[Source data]
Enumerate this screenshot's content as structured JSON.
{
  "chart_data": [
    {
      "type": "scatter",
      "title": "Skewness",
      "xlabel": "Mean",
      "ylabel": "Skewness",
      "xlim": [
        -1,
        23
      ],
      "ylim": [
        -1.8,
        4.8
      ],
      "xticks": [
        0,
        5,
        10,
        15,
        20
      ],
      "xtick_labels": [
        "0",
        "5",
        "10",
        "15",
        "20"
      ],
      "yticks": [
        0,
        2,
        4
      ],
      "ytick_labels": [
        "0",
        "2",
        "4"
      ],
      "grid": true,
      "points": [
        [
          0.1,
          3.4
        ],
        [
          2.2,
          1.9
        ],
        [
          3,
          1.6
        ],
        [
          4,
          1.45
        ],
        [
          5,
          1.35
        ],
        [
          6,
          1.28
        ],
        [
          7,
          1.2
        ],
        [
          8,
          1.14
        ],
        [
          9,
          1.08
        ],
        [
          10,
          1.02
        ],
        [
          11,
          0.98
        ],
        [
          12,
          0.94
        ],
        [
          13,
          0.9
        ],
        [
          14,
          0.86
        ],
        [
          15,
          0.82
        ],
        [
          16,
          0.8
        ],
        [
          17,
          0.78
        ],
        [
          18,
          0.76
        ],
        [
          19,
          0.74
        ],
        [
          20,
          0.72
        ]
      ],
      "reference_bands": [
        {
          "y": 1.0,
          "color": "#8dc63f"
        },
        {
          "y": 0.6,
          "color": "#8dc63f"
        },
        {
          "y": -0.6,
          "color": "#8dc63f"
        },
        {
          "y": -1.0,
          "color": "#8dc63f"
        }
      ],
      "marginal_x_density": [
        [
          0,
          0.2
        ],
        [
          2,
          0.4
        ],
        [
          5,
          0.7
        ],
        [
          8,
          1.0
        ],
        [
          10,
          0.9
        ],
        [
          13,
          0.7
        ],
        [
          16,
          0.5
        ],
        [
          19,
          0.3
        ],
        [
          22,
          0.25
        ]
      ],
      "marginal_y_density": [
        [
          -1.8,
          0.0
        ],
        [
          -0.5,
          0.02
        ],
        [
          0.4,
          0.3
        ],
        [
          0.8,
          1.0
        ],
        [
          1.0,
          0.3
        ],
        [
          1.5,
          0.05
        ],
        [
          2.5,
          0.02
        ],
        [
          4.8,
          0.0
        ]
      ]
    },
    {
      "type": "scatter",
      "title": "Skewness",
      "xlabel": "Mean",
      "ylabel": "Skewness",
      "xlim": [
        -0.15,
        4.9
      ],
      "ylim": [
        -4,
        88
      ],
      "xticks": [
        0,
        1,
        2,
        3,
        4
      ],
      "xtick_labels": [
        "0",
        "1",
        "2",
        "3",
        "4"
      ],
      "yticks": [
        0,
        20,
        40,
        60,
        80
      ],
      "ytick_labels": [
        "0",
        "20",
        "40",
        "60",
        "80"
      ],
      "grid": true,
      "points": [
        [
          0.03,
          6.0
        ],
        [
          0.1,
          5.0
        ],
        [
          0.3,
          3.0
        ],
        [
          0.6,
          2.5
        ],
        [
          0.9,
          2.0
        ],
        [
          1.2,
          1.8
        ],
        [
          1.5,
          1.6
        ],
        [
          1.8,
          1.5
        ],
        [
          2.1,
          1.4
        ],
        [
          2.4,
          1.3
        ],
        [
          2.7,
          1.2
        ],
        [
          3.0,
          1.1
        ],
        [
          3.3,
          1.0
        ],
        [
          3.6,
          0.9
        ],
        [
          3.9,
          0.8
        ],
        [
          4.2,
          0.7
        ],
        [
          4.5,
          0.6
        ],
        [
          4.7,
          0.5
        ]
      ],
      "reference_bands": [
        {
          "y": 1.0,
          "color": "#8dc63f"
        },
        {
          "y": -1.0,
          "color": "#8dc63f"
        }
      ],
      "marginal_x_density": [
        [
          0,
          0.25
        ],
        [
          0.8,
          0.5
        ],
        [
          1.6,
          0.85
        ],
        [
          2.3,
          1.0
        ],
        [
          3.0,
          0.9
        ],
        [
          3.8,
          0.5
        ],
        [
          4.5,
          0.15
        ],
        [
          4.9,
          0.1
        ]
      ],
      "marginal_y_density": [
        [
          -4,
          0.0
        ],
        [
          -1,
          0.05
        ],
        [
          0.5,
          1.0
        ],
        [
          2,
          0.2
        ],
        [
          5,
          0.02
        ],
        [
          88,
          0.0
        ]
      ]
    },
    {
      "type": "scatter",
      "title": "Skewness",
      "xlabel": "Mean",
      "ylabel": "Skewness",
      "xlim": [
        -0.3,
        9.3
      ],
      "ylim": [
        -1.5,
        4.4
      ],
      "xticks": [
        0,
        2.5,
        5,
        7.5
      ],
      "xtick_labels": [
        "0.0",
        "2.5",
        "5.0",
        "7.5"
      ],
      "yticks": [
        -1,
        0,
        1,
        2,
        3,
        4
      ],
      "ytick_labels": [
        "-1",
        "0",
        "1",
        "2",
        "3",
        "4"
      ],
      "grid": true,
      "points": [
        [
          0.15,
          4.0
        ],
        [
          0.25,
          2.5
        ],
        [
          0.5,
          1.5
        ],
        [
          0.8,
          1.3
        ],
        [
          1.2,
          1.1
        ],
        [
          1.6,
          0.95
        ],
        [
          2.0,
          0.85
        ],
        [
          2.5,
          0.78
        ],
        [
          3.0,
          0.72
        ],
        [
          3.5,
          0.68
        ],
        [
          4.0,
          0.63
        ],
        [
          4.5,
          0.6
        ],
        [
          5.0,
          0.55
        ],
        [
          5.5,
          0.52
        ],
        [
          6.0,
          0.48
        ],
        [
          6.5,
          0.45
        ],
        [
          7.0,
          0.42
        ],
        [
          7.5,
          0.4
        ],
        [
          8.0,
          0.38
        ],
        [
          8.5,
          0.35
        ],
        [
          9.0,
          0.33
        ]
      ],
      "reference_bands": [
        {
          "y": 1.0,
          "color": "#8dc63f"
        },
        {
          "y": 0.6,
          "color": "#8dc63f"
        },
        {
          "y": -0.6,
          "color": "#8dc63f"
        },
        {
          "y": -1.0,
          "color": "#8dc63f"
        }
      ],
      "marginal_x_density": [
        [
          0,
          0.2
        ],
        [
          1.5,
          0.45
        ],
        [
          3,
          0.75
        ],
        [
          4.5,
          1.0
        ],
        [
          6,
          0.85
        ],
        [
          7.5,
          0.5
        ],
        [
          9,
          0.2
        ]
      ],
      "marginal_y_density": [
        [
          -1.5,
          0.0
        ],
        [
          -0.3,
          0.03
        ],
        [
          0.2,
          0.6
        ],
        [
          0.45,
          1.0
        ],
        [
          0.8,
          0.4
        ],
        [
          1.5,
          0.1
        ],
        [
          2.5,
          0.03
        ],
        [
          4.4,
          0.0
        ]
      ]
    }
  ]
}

## Exercise aim
Repeat every record, exactly as written.

## Solved problem
Enumerate this screenshot's content as structured JSON.
{
  "chart_data": [
    {
      "type": "scatter",
      "title": "Skewness",
      "xlabel": "Mean",
      "ylabel": "Skewness",
      "xlim": [
        -1,
        23
      ],
      "ylim": [
        -1.8,
        4.8
      ],
      "xticks": [
        0,
        5,
        10,
        15,
        20
      ],
      "xtick_labels": [
        "0",
        "5",
        "10",
        "15",
        "20"
      ],
      "yticks": [
        0,
        2,
        4
      ],
      "ytick_labels": [
        "0",
        "2",
        "4"
      ],
      "grid": true,
      "points": [
        [
          0.1,
          3.4
        ],
        [
          2.2,
          1.9
        ],
        [
          3,
          1.6
        ],
        [
          4,
          1.45
        ],
        [
          5,
          1.35
        ],
        [
          6,
          1.28
        ],
        [
          7,
          1.2
        ],
        [
          8,
          1.14
        ],
        [
          9,
          1.08
        ],
        [
          10,
          1.02
        ],
        [
          11,
          0.98
        ],
        [
          12,
          0.94
        ],
        [
          13,
          0.9
        ],
        [
          14,
          0.86
        ],
        [
          15,
          0.82
        ],
        [
          16,
          0.8
        ],
        [
          17,
          0.78
        ],
        [
          18,
          0.76
        ],
        [
          19,
          0.74
        ],
        [
          20,
          0.72
        ]
      ],
      "reference_bands": [
        {
          "y": 1.0,
          "color": "#8dc63f"
        },
        {
          "y": 0.6,
          "color": "#8dc63f"
        },
        {
          "y": -0.6,
          "color": "#8dc63f"
        },
        {
          "y": -1.0,
          "color": "#8dc63f"
        }
      ],
      "marginal_x_density": [
        [
          0,
          0.2
        ],
        [
          2,
          0.4
        ],
        [
          5,
          0.7
        ],
        [
          8,
          1.0
        ],
        [
          10,
          0.9
        ],
        [
          13,
          0.7
        ],
        [
          16,
          0.5
        ],
        [
          19,
          0.3
        ],
        [
          22,
          0.25
        ]
      ],
      "marginal_y_density": [
        [
          -1.8,
          0.0
        ],
        [
          -0.5,
          0.02
        ],
        [
          0.4,
          0.3
        ],
        [
          0.8,
          1.0
        ],
        [
          1.0,
          0.3
        ],
        [
          1.5,
          0.05
        ],
        [
          2.5,
          0.02
        ],
        [
          4.8,
          0.0
        ]
      ]
    },
    {
      "type": "scatter",
      "title": "Skewness",
      "xlabel": "Mean",
      "ylabel": "Skewness",
      "xlim": [
        -0.15,
        4.9
      ],
      "ylim": [
        -4,
        88
      ],
      "xticks": [
        0,
        1,
        2,
        3,
        4
      ],
      "xtick_labels": [
        "0",
        "1",
        "2",
        "3",
        "4"
      ],
      "yticks": [
        0,
        20,
        40,
        60,
        80
      ],
      "ytick_labels": [
        "0",
        "20",
        "40",
        "60",
        "80"
      ],
      "grid": true,
      "points": [
        [
          0.03,
          6.0
        ],
        [
          0.1,
          5.0
        ],
        [
          0.3,
          3.0
        ],
        [
          0.6,
          2.5
        ],
        [
          0.9,
          2.0
        ],
        [
          1.2,
          1.8
        ],
        [
          1.5,
          1.6
        ],
        [
          1.8,
          1.5
        ],
        [
          2.1,
          1.4
        ],
        [
          2.4,
          1.3
        ],
        [
          2.7,
          1.2
        ],
        [
          3.0,
          1.1
        ],
        [
          3.3,
          1.0
        ],
        [
          3.6,
          0.9
        ],
        [
          3.9,
          0.8
        ],
        [
          4.2,
          0.7
        ],
        [
          4.5,
          0.6
        ],
        [
          4.7,
          0.5
        ]
      ],
      "reference_bands": [
        {
          "y": 1.0,
          "color": "#8dc63f"
        },
        {
          "y": -1.0,
          "color": "#8dc63f"
        }
      ],
      "marginal_x_density": [
        [
          0,
          0.25
        ],
        [
          0.8,
          0.5
        ],
        [
          1.6,
          0.85
        ],
        [
          2.3,
          1.0
        ],
        [
          3.0,
          0.9
        ],
        [
          3.8,
          0.5
        ],
        [
          4.5,
          0.15
        ],
        [
          4.9,
          0.1
        ]
      ],
      "marginal_y_density": [
        [
          -4,
          0.0
        ],
        [
          -1,
          0.05
        ],
        [
          0.5,
          1.0
        ],
        [
          2,
          0.2
        ],
        [
          5,
          0.02
        ],
        [
          88,
          0.0
        ]
      ]
    },
    {
      "type": "scatter",
      "title": "Skewness",
      "xlabel": "Mean",
      "ylabel": "Skewness",
      "xlim": [
        -0.3,
        9.3
      ],
      "ylim": [
        -1.5,
        4.4
      ],
      "xticks": [
        0,
        2.5,
        5,
        7.5
      ],
      "xtick_labels": [
        "0.0",
        "2.5",
        "5.0",
        "7.5"
      ],
      "yticks": [
        -1,
        0,
        1,
        2,
        3,
        4
      ],
      "ytick_labels": [
        "-1",
        "0",
        "1",
        "2",
        "3",
        "4"
      ],
      "grid": true,
      "points": [
        [
          0.15,
          4.0
        ],
        [
          0.25,
          2.5
        ],
        [
          0.5,
          1.5
        ],
        [
          0.8,
          1.3
        ],
        [
          1.2,
          1.1
        ],
        [
          1.6,
          0.95
        ],
        [
          2.0,
          0.85
        ],
        [
          2.5,
          0.78
        ],
        [
          3.0,
          0.72
        ],
        [
          3.5,
          0.68
        ],
        [
          4.0,
          0.63
        ],
        [
          4.5,
          0.6
        ],
        [
          5.0,
          0.55
        ],
        [
          5.5,
          0.52
        ],
        [
          6.0,
          0.48
        ],
        [
          6.5,
          0.45
        ],
        [
          7.0,
          0.42
        ],
        [
          7.5,
          0.4
        ],
        [
          8.0,
          0.38
        ],
        [
          8.5,
          0.35
        ],
        [
          9.0,
          0.33
        ]
      ],
      "reference_bands": [
        {
          "y": 1.0,
          "color": "#8dc63f"
        },
        {
          "y": 0.6,
          "color": "#8dc63f"
        },
        {
          "y": -0.6,
          "color": "#8dc63f"
        },
        {
          "y": -1.0,
          "color": "#8dc63f"
        }
      ],
      "marginal_x_density": [
        [
          0,
          0.2
        ],
        [
          1.5,
          0.45
        ],
        [
          3,
          0.75
        ],
        [
          4.5,
          1.0
        ],
        [
          6,
          0.85
        ],
        [
          7.5,
          0.5
        ],
        [
          9,
          0.2
        ]
      ],
      "marginal_y_density": [
        [
          -1.5,
          0.0
        ],
        [
          -0.3,
          0.03
        ],
        [
          0.2,
          0.6
        ],
        [
          0.45,
          1.0
        ],
        [
          0.8,
          0.4
        ],
        [
          1.5,
          0.1
        ],
        [
          2.5,
          0.03
        ],
        [
          4.4,
          0.0
        ]
      ]
    }
  ]
}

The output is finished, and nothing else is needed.